### EXERCISE DIRECTIONS
Reproduce the listing below in full and without alteration, apart from its pictures.

### DATASET EXCERPTS
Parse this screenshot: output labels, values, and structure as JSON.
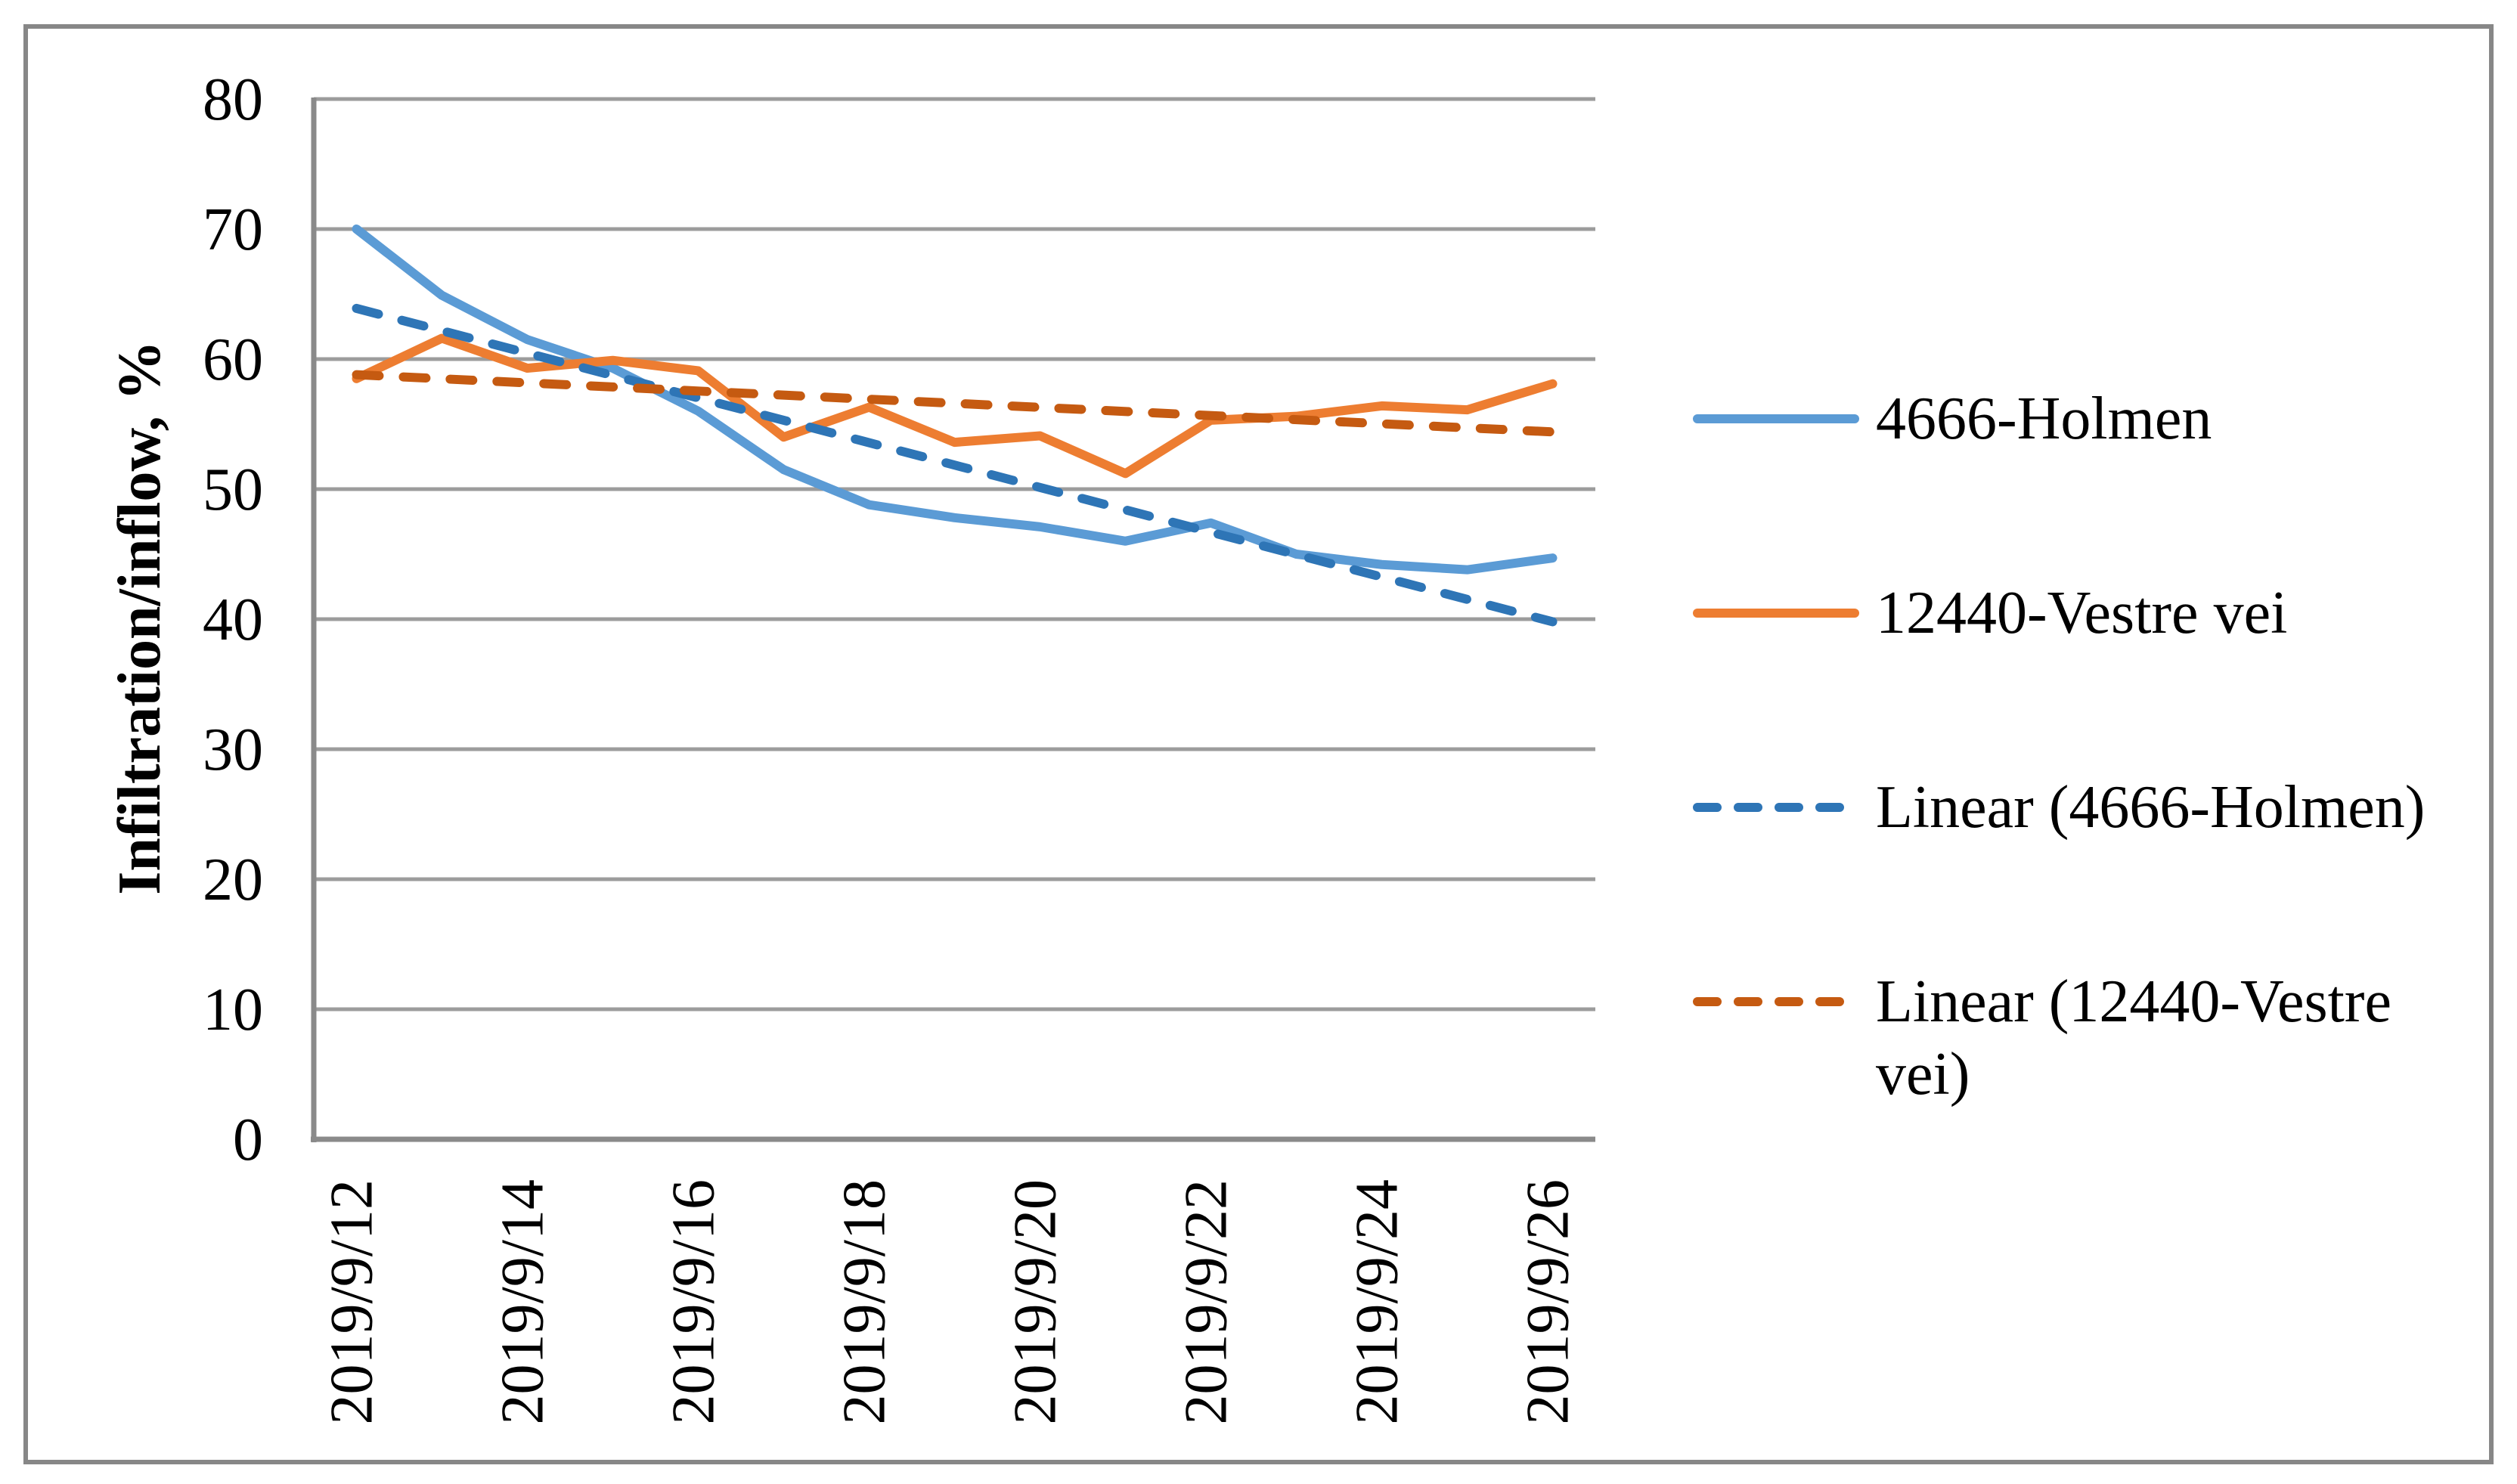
{
  "style": {
    "background": "#FFFFFF",
    "border_color": "#878787",
    "gridline_color": "#9C9C9C",
    "axis_color": "#8A8A8A",
    "text_color": "#000000"
  },
  "chart_data": {
    "type": "line",
    "title": "",
    "xlabel": "",
    "ylabel": "Infiltration/inflow, %",
    "ylim": [
      0,
      80
    ],
    "ytick_step": 10,
    "grid": "horizontal",
    "legend_position": "right",
    "x_label_step": 2,
    "x": [
      "2019/9/12",
      "2019/9/13",
      "2019/9/14",
      "2019/9/15",
      "2019/9/16",
      "2019/9/17",
      "2019/9/18",
      "2019/9/19",
      "2019/9/20",
      "2019/9/21",
      "2019/9/22",
      "2019/9/23",
      "2019/9/24",
      "2019/9/25",
      "2019/9/26"
    ],
    "x_tick_labels_shown": [
      "2019/9/12",
      "2019/9/14",
      "2019/9/16",
      "2019/9/18",
      "2019/9/20",
      "2019/9/22",
      "2019/9/24",
      "2019/9/26"
    ],
    "y_tick_labels": [
      "0",
      "10",
      "20",
      "30",
      "40",
      "50",
      "60",
      "70",
      "80"
    ],
    "series": [
      {
        "name": "4666-Holmen",
        "style": "solid",
        "color": "#5B9BD5",
        "values": [
          70,
          64.9,
          61.5,
          59.3,
          56.0,
          51.5,
          48.8,
          47.8,
          47.1,
          46.0,
          47.4,
          45.0,
          44.2,
          43.8,
          44.7
        ]
      },
      {
        "name": "12440-Vestre vei",
        "style": "solid",
        "color": "#ED7D31",
        "values": [
          58.5,
          61.6,
          59.3,
          59.9,
          59.1,
          54.0,
          56.3,
          53.6,
          54.1,
          51.2,
          55.3,
          55.6,
          56.4,
          56.1,
          58.1
        ]
      },
      {
        "name": "Linear (4666-Holmen)",
        "style": "dashed",
        "color": "#2E75B6",
        "trend_of": "4666-Holmen",
        "endpoints": [
          63.9,
          39.8
        ]
      },
      {
        "name": "Linear (12440-Vestre vei)",
        "style": "dashed",
        "color": "#C55A11",
        "trend_of": "12440-Vestre vei",
        "endpoints": [
          58.8,
          54.4
        ]
      }
    ]
  },
  "legend": {
    "items": [
      {
        "label": "4666-Holmen",
        "color": "#5B9BD5",
        "dashed": false
      },
      {
        "label": "12440-Vestre vei",
        "color": "#ED7D31",
        "dashed": false
      },
      {
        "label": "Linear (4666-Holmen)",
        "color": "#2E75B6",
        "dashed": true
      },
      {
        "label": "Linear (12440-Vestre vei)",
        "color": "#C55A11",
        "dashed": true,
        "lines": [
          "Linear (12440-Vestre",
          "vei)"
        ]
      }
    ]
  }
}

### TASK SOLUTION
Parse this screenshot: output labels, values, and structure as JSON.
{
  "style": {
    "background": "#FFFFFF",
    "border_color": "#878787",
    "gridline_color": "#9C9C9C",
    "axis_color": "#8A8A8A",
    "text_color": "#000000"
  },
  "chart_data": {
    "type": "line",
    "title": "",
    "xlabel": "",
    "ylabel": "Infiltration/inflow, %",
    "ylim": [
      0,
      80
    ],
    "ytick_step": 10,
    "grid": "horizontal",
    "legend_position": "right",
    "x_label_step": 2,
    "x": [
      "2019/9/12",
      "2019/9/13",
      "2019/9/14",
      "2019/9/15",
      "2019/9/16",
      "2019/9/17",
      "2019/9/18",
      "2019/9/19",
      "2019/9/20",
      "2019/9/21",
      "2019/9/22",
      "2019/9/23",
      "2019/9/24",
      "2019/9/25",
      "2019/9/26"
    ],
    "x_tick_labels_shown": [
      "2019/9/12",
      "2019/9/14",
      "2019/9/16",
      "2019/9/18",
      "2019/9/20",
      "2019/9/22",
      "2019/9/24",
      "2019/9/26"
    ],
    "y_tick_labels": [
      "0",
      "10",
      "20",
      "30",
      "40",
      "50",
      "60",
      "70",
      "80"
    ],
    "series": [
      {
        "name": "4666-Holmen",
        "style": "solid",
        "color": "#5B9BD5",
        "values": [
          70,
          64.9,
          61.5,
          59.3,
          56.0,
          51.5,
          48.8,
          47.8,
          47.1,
          46.0,
          47.4,
          45.0,
          44.2,
          43.8,
          44.7
        ]
      },
      {
        "name": "12440-Vestre vei",
        "style": "solid",
        "color": "#ED7D31",
        "values": [
          58.5,
          61.6,
          59.3,
          59.9,
          59.1,
          54.0,
          56.3,
          53.6,
          54.1,
          51.2,
          55.3,
          55.6,
          56.4,
          56.1,
          58.1
        ]
      },
      {
        "name": "Linear (4666-Holmen)",
        "style": "dashed",
        "color": "#2E75B6",
        "trend_of": "4666-Holmen",
        "endpoints": [
          63.9,
          39.8
        ]
      },
      {
        "name": "Linear (12440-Vestre vei)",
        "style": "dashed",
        "color": "#C55A11",
        "trend_of": "12440-Vestre vei",
        "endpoints": [
          58.8,
          54.4
        ]
      }
    ]
  },
  "legend": {
    "items": [
      {
        "label": "4666-Holmen",
        "color": "#5B9BD5",
        "dashed": false
      },
      {
        "label": "12440-Vestre vei",
        "color": "#ED7D31",
        "dashed": false
      },
      {
        "label": "Linear (4666-Holmen)",
        "color": "#2E75B6",
        "dashed": true
      },
      {
        "label": "Linear (12440-Vestre vei)",
        "color": "#C55A11",
        "dashed": true,
        "lines": [
          "Linear (12440-Vestre",
          "vei)"
        ]
      }
    ]
  }
}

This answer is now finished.